Provided material
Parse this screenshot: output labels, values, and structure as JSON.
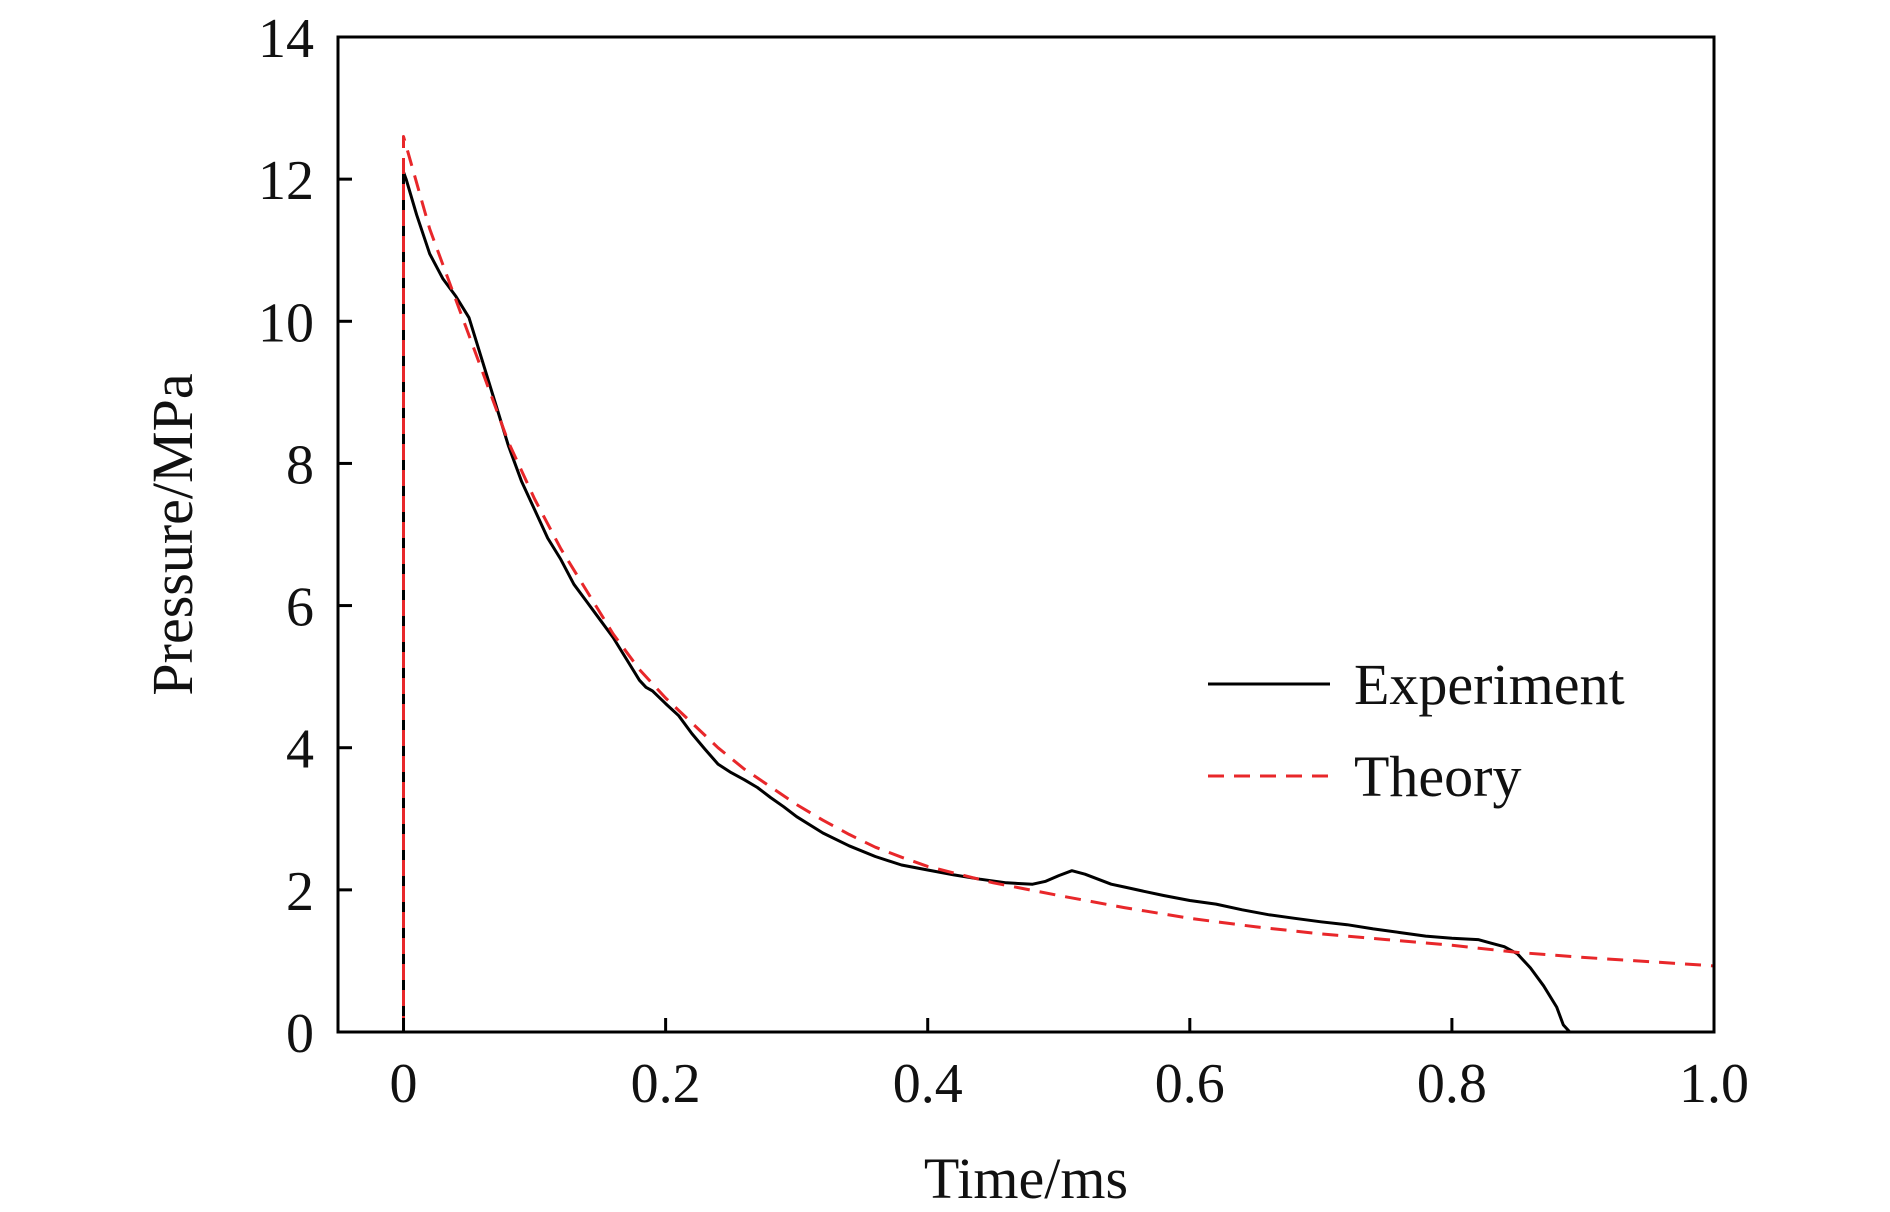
{
  "chart_data": {
    "type": "line",
    "xlabel": "Time/ms",
    "ylabel": "Pressure/MPa",
    "xlim": [
      -0.05,
      1.0
    ],
    "ylim": [
      0,
      14
    ],
    "xticks": [
      0,
      0.2,
      0.4,
      0.6,
      0.8,
      1.0
    ],
    "xtick_labels": [
      "0",
      "0.2",
      "0.4",
      "0.6",
      "0.8",
      "1.0"
    ],
    "yticks": [
      0,
      2,
      4,
      6,
      8,
      10,
      12,
      14
    ],
    "ytick_labels": [
      "0",
      "2",
      "4",
      "6",
      "8",
      "10",
      "12",
      "14"
    ],
    "grid": false,
    "legend_position": "right",
    "series": [
      {
        "name": "Experiment",
        "color": "#000000",
        "style": "solid",
        "x": [
          0,
          0,
          0.002,
          0.01,
          0.02,
          0.03,
          0.04,
          0.05,
          0.06,
          0.07,
          0.08,
          0.09,
          0.1,
          0.11,
          0.12,
          0.13,
          0.14,
          0.15,
          0.16,
          0.17,
          0.18,
          0.185,
          0.19,
          0.2,
          0.21,
          0.22,
          0.23,
          0.24,
          0.25,
          0.26,
          0.27,
          0.28,
          0.29,
          0.3,
          0.32,
          0.34,
          0.36,
          0.38,
          0.4,
          0.42,
          0.44,
          0.46,
          0.48,
          0.49,
          0.5,
          0.51,
          0.52,
          0.53,
          0.54,
          0.55,
          0.56,
          0.58,
          0.6,
          0.62,
          0.64,
          0.66,
          0.68,
          0.7,
          0.72,
          0.74,
          0.76,
          0.78,
          0.8,
          0.82,
          0.83,
          0.84,
          0.85,
          0.86,
          0.87,
          0.88,
          0.885,
          0.89
        ],
        "y": [
          0,
          12.1,
          12.0,
          11.5,
          10.95,
          10.6,
          10.35,
          10.05,
          9.45,
          8.85,
          8.25,
          7.75,
          7.35,
          6.95,
          6.65,
          6.3,
          6.05,
          5.8,
          5.55,
          5.25,
          4.95,
          4.85,
          4.8,
          4.62,
          4.45,
          4.2,
          3.98,
          3.77,
          3.65,
          3.55,
          3.44,
          3.3,
          3.17,
          3.03,
          2.8,
          2.62,
          2.47,
          2.35,
          2.28,
          2.21,
          2.15,
          2.1,
          2.08,
          2.12,
          2.2,
          2.27,
          2.22,
          2.15,
          2.08,
          2.04,
          2.0,
          1.92,
          1.85,
          1.8,
          1.72,
          1.65,
          1.6,
          1.55,
          1.51,
          1.45,
          1.4,
          1.35,
          1.32,
          1.3,
          1.25,
          1.2,
          1.1,
          0.9,
          0.65,
          0.35,
          0.1,
          0.0
        ]
      },
      {
        "name": "Theory",
        "color": "#e8272a",
        "style": "dashed",
        "x": [
          0,
          0,
          0.02,
          0.04,
          0.06,
          0.08,
          0.1,
          0.12,
          0.14,
          0.16,
          0.18,
          0.2,
          0.22,
          0.24,
          0.26,
          0.28,
          0.3,
          0.32,
          0.34,
          0.36,
          0.38,
          0.4,
          0.45,
          0.5,
          0.55,
          0.6,
          0.65,
          0.7,
          0.75,
          0.8,
          0.85,
          0.9,
          0.95,
          1.0
        ],
        "y": [
          0,
          12.6,
          11.3,
          10.3,
          9.3,
          8.3,
          7.5,
          6.8,
          6.2,
          5.6,
          5.1,
          4.7,
          4.35,
          4.0,
          3.7,
          3.45,
          3.2,
          2.98,
          2.78,
          2.6,
          2.46,
          2.33,
          2.1,
          1.92,
          1.75,
          1.6,
          1.48,
          1.38,
          1.3,
          1.22,
          1.12,
          1.05,
          0.99,
          0.93
        ]
      }
    ]
  }
}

Task requirements
Omitting all images, print the listing exactly.

Full response
Parse this screenshot: output labels, values, and structure as JSON.
{
  "chart_data": {
    "type": "line",
    "xlabel": "Time/ms",
    "ylabel": "Pressure/MPa",
    "xlim": [
      -0.05,
      1.0
    ],
    "ylim": [
      0,
      14
    ],
    "xticks": [
      0,
      0.2,
      0.4,
      0.6,
      0.8,
      1.0
    ],
    "xtick_labels": [
      "0",
      "0.2",
      "0.4",
      "0.6",
      "0.8",
      "1.0"
    ],
    "yticks": [
      0,
      2,
      4,
      6,
      8,
      10,
      12,
      14
    ],
    "ytick_labels": [
      "0",
      "2",
      "4",
      "6",
      "8",
      "10",
      "12",
      "14"
    ],
    "grid": false,
    "legend_position": "right",
    "series": [
      {
        "name": "Experiment",
        "color": "#000000",
        "style": "solid",
        "x": [
          0,
          0,
          0.002,
          0.01,
          0.02,
          0.03,
          0.04,
          0.05,
          0.06,
          0.07,
          0.08,
          0.09,
          0.1,
          0.11,
          0.12,
          0.13,
          0.14,
          0.15,
          0.16,
          0.17,
          0.18,
          0.185,
          0.19,
          0.2,
          0.21,
          0.22,
          0.23,
          0.24,
          0.25,
          0.26,
          0.27,
          0.28,
          0.29,
          0.3,
          0.32,
          0.34,
          0.36,
          0.38,
          0.4,
          0.42,
          0.44,
          0.46,
          0.48,
          0.49,
          0.5,
          0.51,
          0.52,
          0.53,
          0.54,
          0.55,
          0.56,
          0.58,
          0.6,
          0.62,
          0.64,
          0.66,
          0.68,
          0.7,
          0.72,
          0.74,
          0.76,
          0.78,
          0.8,
          0.82,
          0.83,
          0.84,
          0.85,
          0.86,
          0.87,
          0.88,
          0.885,
          0.89
        ],
        "y": [
          0,
          12.1,
          12.0,
          11.5,
          10.95,
          10.6,
          10.35,
          10.05,
          9.45,
          8.85,
          8.25,
          7.75,
          7.35,
          6.95,
          6.65,
          6.3,
          6.05,
          5.8,
          5.55,
          5.25,
          4.95,
          4.85,
          4.8,
          4.62,
          4.45,
          4.2,
          3.98,
          3.77,
          3.65,
          3.55,
          3.44,
          3.3,
          3.17,
          3.03,
          2.8,
          2.62,
          2.47,
          2.35,
          2.28,
          2.21,
          2.15,
          2.1,
          2.08,
          2.12,
          2.2,
          2.27,
          2.22,
          2.15,
          2.08,
          2.04,
          2.0,
          1.92,
          1.85,
          1.8,
          1.72,
          1.65,
          1.6,
          1.55,
          1.51,
          1.45,
          1.4,
          1.35,
          1.32,
          1.3,
          1.25,
          1.2,
          1.1,
          0.9,
          0.65,
          0.35,
          0.1,
          0.0
        ]
      },
      {
        "name": "Theory",
        "color": "#e8272a",
        "style": "dashed",
        "x": [
          0,
          0,
          0.02,
          0.04,
          0.06,
          0.08,
          0.1,
          0.12,
          0.14,
          0.16,
          0.18,
          0.2,
          0.22,
          0.24,
          0.26,
          0.28,
          0.3,
          0.32,
          0.34,
          0.36,
          0.38,
          0.4,
          0.45,
          0.5,
          0.55,
          0.6,
          0.65,
          0.7,
          0.75,
          0.8,
          0.85,
          0.9,
          0.95,
          1.0
        ],
        "y": [
          0,
          12.6,
          11.3,
          10.3,
          9.3,
          8.3,
          7.5,
          6.8,
          6.2,
          5.6,
          5.1,
          4.7,
          4.35,
          4.0,
          3.7,
          3.45,
          3.2,
          2.98,
          2.78,
          2.6,
          2.46,
          2.33,
          2.1,
          1.92,
          1.75,
          1.6,
          1.48,
          1.38,
          1.3,
          1.22,
          1.12,
          1.05,
          0.99,
          0.93
        ]
      }
    ]
  }
}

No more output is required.